■ What to produce ■
Print exactly the lines starting at the one that contains "Extract the structured" and ending at the last line of the listing below.

"""

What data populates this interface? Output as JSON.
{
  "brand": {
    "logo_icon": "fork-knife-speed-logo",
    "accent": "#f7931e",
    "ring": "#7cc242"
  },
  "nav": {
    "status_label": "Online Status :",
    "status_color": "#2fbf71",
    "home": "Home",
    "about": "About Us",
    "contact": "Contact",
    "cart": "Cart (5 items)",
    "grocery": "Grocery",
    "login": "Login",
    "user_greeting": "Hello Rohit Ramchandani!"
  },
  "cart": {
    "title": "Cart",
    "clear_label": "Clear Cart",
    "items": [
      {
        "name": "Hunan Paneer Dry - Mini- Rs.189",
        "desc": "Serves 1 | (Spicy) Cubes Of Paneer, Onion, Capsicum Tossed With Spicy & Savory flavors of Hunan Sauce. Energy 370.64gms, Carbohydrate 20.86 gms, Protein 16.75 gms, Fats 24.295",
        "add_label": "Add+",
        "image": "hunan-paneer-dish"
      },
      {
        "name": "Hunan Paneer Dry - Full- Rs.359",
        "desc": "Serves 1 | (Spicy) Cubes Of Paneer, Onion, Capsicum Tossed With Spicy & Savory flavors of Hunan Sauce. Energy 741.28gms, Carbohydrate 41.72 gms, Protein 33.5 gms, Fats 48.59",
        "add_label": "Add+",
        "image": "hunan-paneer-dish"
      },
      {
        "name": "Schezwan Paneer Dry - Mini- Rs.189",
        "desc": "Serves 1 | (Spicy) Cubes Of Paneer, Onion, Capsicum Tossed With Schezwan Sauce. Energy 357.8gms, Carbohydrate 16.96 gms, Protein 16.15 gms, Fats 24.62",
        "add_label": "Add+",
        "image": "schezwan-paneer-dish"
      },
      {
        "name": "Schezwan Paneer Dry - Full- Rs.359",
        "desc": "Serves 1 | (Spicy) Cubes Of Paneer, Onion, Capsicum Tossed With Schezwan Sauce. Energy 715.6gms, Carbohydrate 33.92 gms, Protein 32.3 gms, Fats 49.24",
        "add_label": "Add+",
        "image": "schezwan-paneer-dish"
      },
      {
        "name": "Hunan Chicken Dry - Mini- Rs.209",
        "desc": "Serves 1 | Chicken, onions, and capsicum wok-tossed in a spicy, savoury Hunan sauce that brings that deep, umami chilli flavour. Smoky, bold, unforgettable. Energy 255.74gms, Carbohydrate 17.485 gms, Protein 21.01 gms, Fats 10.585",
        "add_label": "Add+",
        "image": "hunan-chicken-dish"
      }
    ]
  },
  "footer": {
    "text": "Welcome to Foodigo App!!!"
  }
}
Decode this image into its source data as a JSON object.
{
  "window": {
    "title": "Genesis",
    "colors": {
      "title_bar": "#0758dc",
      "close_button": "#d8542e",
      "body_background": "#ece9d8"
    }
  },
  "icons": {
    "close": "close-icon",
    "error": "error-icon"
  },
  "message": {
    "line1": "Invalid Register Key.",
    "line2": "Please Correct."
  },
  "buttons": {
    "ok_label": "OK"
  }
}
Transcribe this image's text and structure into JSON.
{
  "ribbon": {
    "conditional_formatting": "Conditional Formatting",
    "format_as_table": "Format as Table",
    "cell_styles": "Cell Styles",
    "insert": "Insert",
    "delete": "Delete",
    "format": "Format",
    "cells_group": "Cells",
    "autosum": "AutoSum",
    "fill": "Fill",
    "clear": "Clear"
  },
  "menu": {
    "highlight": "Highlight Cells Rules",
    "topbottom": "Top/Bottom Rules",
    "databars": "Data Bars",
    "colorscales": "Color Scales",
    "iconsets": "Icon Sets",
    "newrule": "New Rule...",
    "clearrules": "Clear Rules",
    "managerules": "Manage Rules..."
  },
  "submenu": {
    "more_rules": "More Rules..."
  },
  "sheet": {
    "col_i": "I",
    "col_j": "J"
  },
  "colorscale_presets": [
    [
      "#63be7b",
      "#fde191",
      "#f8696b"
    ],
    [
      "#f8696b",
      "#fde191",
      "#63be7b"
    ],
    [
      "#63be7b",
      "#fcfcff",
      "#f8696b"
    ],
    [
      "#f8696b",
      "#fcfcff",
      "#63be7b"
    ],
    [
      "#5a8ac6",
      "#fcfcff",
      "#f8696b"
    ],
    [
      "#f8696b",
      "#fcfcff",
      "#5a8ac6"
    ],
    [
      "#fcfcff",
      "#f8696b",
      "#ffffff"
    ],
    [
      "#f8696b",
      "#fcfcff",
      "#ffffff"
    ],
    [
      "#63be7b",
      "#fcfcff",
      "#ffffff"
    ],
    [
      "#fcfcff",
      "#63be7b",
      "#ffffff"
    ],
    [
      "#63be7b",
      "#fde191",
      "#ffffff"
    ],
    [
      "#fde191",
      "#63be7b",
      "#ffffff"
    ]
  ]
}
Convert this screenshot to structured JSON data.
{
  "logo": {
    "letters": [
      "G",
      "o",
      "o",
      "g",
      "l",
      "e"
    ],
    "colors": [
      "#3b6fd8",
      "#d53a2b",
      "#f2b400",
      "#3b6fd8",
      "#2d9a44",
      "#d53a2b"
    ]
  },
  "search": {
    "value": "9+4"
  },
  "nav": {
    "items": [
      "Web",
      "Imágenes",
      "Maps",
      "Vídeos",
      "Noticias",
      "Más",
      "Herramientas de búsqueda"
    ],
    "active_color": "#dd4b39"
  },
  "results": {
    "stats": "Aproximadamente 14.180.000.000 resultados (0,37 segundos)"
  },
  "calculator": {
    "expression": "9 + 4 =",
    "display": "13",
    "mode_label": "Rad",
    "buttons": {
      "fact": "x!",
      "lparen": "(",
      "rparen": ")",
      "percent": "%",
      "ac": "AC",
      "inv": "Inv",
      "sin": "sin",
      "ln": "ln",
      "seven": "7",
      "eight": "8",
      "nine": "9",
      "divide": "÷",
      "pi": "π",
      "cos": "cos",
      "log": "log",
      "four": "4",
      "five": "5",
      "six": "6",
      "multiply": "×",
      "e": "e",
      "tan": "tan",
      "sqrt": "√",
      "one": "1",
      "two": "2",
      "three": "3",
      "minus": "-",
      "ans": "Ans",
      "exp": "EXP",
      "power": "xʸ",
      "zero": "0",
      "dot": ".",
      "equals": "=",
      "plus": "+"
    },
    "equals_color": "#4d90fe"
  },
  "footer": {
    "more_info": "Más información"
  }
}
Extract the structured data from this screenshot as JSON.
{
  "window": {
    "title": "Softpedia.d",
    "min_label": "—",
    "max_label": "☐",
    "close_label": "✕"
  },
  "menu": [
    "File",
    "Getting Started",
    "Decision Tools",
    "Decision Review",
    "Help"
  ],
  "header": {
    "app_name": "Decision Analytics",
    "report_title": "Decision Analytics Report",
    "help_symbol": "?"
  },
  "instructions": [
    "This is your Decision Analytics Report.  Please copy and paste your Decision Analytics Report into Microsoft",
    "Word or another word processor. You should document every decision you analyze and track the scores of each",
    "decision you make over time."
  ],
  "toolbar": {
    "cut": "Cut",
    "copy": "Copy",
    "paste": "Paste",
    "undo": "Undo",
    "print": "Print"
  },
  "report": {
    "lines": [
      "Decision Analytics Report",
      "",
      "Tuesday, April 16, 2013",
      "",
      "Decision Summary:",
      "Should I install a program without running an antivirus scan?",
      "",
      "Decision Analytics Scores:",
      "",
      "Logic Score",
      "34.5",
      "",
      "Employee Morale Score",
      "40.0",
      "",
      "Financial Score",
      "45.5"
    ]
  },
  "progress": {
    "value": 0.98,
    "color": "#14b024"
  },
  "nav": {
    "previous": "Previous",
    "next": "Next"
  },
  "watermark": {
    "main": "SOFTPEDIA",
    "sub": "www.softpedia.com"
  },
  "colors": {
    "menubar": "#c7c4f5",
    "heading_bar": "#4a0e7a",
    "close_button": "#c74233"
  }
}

"""

■ Answer to this exercise ■
Extract the structured data from this screenshot as JSON.
{
  "window": {
    "title": "Softpedia.d",
    "min_label": "—",
    "max_label": "☐",
    "close_label": "✕"
  },
  "menu": [
    "File",
    "Getting Started",
    "Decision Tools",
    "Decision Review",
    "Help"
  ],
  "header": {
    "app_name": "Decision Analytics",
    "report_title": "Decision Analytics Report",
    "help_symbol": "?"
  },
  "instructions": [
    "This is your Decision Analytics Report.  Please copy and paste your Decision Analytics Report into Microsoft",
    "Word or another word processor. You should document every decision you analyze and track the scores of each",
    "decision you make over time."
  ],
  "toolbar": {
    "cut": "Cut",
    "copy": "Copy",
    "paste": "Paste",
    "undo": "Undo",
    "print": "Print"
  },
  "report": {
    "lines": [
      "Decision Analytics Report",
      "",
      "Tuesday, April 16, 2013",
      "",
      "Decision Summary:",
      "Should I install a program without running an antivirus scan?",
      "",
      "Decision Analytics Scores:",
      "",
      "Logic Score",
      "34.5",
      "",
      "Employee Morale Score",
      "40.0",
      "",
      "Financial Score",
      "45.5"
    ]
  },
  "progress": {
    "value": 0.98,
    "color": "#14b024"
  },
  "nav": {
    "previous": "Previous",
    "next": "Next"
  },
  "watermark": {
    "main": "SOFTPEDIA",
    "sub": "www.softpedia.com"
  },
  "colors": {
    "menubar": "#c7c4f5",
    "heading_bar": "#4a0e7a",
    "close_button": "#c74233"
  }
}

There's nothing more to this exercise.